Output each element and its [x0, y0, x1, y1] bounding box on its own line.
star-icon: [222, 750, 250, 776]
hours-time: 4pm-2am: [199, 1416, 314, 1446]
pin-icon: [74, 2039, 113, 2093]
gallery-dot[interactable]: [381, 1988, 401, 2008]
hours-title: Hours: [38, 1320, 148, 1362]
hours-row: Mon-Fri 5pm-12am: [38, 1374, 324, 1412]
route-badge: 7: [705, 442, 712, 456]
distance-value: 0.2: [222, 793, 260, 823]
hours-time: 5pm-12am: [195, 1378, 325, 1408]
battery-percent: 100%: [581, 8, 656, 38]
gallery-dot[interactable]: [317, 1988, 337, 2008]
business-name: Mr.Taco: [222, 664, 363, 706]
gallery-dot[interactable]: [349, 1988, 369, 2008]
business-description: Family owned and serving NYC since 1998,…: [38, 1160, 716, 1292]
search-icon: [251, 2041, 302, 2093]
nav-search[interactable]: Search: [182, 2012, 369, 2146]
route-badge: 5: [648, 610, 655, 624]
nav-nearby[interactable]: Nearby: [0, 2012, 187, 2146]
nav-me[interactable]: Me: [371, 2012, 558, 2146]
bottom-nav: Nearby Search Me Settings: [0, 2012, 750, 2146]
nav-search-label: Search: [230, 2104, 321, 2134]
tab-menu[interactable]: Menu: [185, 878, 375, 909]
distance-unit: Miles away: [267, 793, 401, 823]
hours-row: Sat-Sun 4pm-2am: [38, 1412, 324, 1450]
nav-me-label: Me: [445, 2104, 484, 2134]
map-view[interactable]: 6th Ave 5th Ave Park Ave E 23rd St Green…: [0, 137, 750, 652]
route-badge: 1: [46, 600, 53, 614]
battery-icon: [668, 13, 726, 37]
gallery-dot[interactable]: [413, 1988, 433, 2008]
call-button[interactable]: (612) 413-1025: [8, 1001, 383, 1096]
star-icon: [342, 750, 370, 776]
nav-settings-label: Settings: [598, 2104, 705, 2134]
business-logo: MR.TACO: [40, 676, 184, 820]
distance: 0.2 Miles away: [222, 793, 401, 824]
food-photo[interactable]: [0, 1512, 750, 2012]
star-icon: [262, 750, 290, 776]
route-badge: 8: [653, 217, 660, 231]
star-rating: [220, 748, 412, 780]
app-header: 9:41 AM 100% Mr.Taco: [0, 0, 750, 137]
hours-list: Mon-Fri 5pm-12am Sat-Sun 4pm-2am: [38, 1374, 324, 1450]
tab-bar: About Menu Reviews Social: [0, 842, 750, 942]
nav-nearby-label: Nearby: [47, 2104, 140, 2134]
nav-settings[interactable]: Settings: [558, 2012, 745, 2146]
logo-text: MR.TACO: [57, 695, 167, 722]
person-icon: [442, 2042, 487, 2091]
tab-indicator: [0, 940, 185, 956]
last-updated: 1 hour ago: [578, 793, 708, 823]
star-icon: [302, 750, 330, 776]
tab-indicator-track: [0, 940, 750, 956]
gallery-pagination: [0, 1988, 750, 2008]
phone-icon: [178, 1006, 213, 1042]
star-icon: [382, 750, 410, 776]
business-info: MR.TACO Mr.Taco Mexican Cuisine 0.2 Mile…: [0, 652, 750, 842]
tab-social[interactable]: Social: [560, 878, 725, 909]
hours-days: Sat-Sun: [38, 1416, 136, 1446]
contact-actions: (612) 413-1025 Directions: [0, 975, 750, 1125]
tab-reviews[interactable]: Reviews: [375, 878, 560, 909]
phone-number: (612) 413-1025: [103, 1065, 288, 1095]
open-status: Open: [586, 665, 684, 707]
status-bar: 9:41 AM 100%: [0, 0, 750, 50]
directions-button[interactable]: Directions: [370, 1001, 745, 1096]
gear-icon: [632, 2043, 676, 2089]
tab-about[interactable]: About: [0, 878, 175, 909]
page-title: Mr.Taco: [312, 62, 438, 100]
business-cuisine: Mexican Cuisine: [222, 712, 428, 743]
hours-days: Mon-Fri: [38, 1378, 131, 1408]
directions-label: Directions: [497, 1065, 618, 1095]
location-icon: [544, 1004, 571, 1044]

- **SHORT EXERCISE**:
Can you write out all of these rows again, changing "Miles away" to "Kilometers away" wherever it occurs and leaving everything else the same?

- **COMPLETED EXERCISE**:
Output each element and its [x0, y0, x1, y1] bounding box on its own line.
star-icon: [222, 750, 250, 776]
hours-time: 4pm-2am: [199, 1416, 314, 1446]
pin-icon: [74, 2039, 113, 2093]
gallery-dot[interactable]: [381, 1988, 401, 2008]
hours-title: Hours: [38, 1320, 148, 1362]
hours-row: Mon-Fri 5pm-12am: [38, 1374, 324, 1412]
route-badge: 7: [705, 442, 712, 456]
distance-value: 0.2: [222, 793, 260, 823]
hours-time: 5pm-12am: [195, 1378, 325, 1408]
battery-percent: 100%: [581, 8, 656, 38]
gallery-dot[interactable]: [317, 1988, 337, 2008]
business-name: Mr.Taco: [222, 664, 363, 706]
gallery-dot[interactable]: [349, 1988, 369, 2008]
business-description: Family owned and serving NYC since 1998,…: [38, 1160, 716, 1292]
search-icon: [251, 2041, 302, 2093]
nav-search[interactable]: Search: [182, 2012, 369, 2146]
route-badge: 5: [648, 610, 655, 624]
nav-nearby[interactable]: Nearby: [0, 2012, 187, 2146]
nav-me[interactable]: Me: [371, 2012, 558, 2146]
bottom-nav: Nearby Search Me Settings: [0, 2012, 750, 2146]
nav-search-label: Search: [230, 2104, 321, 2134]
tab-menu[interactable]: Menu: [185, 878, 375, 909]
distance-unit: Kilometers away: [267, 793, 401, 823]
hours-row: Sat-Sun 4pm-2am: [38, 1412, 324, 1450]
nav-me-label: Me: [445, 2104, 484, 2134]
map-view[interactable]: 6th Ave 5th Ave Park Ave E 23rd St Green…: [0, 137, 750, 652]
route-badge: 1: [46, 600, 53, 614]
battery-icon: [668, 13, 726, 37]
gallery-dot[interactable]: [413, 1988, 433, 2008]
call-button[interactable]: (612) 413-1025: [8, 1001, 383, 1096]
star-icon: [342, 750, 370, 776]
nav-settings-label: Settings: [598, 2104, 705, 2134]
business-logo: MR.TACO: [40, 676, 184, 820]
distance: 0.2 Kilometers away: [222, 793, 401, 824]
food-photo[interactable]: [0, 1512, 750, 2012]
star-icon: [262, 750, 290, 776]
route-badge: 8: [653, 217, 660, 231]
star-rating: [220, 748, 412, 780]
app-header: 9:41 AM 100% Mr.Taco: [0, 0, 750, 137]
hours-list: Mon-Fri 5pm-12am Sat-Sun 4pm-2am: [38, 1374, 324, 1450]
tab-bar: About Menu Reviews Social: [0, 842, 750, 942]
nav-nearby-label: Nearby: [47, 2104, 140, 2134]
nav-settings[interactable]: Settings: [558, 2012, 745, 2146]
logo-text: MR.TACO: [57, 695, 167, 722]
person-icon: [442, 2042, 487, 2091]
tab-indicator: [0, 940, 185, 956]
last-updated: 1 hour ago: [578, 793, 708, 823]
star-icon: [302, 750, 330, 776]
tab-indicator-track: [0, 940, 750, 956]
gallery-pagination: [0, 1988, 750, 2008]
phone-icon: [178, 1006, 213, 1042]
star-icon: [382, 750, 410, 776]
business-info: MR.TACO Mr.Taco Mexican Cuisine 0.2 Mile…: [0, 652, 750, 842]
tab-social[interactable]: Social: [560, 878, 725, 909]
hours-days: Sat-Sun: [38, 1416, 136, 1446]
contact-actions: (612) 413-1025 Directions: [0, 975, 750, 1125]
tab-reviews[interactable]: Reviews: [375, 878, 560, 909]
phone-number: (612) 413-1025: [103, 1065, 288, 1095]
open-status: Open: [586, 665, 684, 707]
status-bar: 9:41 AM 100%: [0, 0, 750, 50]
directions-button[interactable]: Directions: [370, 1001, 745, 1096]
gear-icon: [632, 2043, 676, 2089]
tab-about[interactable]: About: [0, 878, 175, 909]
page-title: Mr.Taco: [312, 62, 438, 100]
business-cuisine: Mexican Cuisine: [222, 712, 428, 743]
hours-days: Mon-Fri: [38, 1378, 131, 1408]
directions-label: Directions: [497, 1065, 618, 1095]
location-icon: [544, 1004, 571, 1044]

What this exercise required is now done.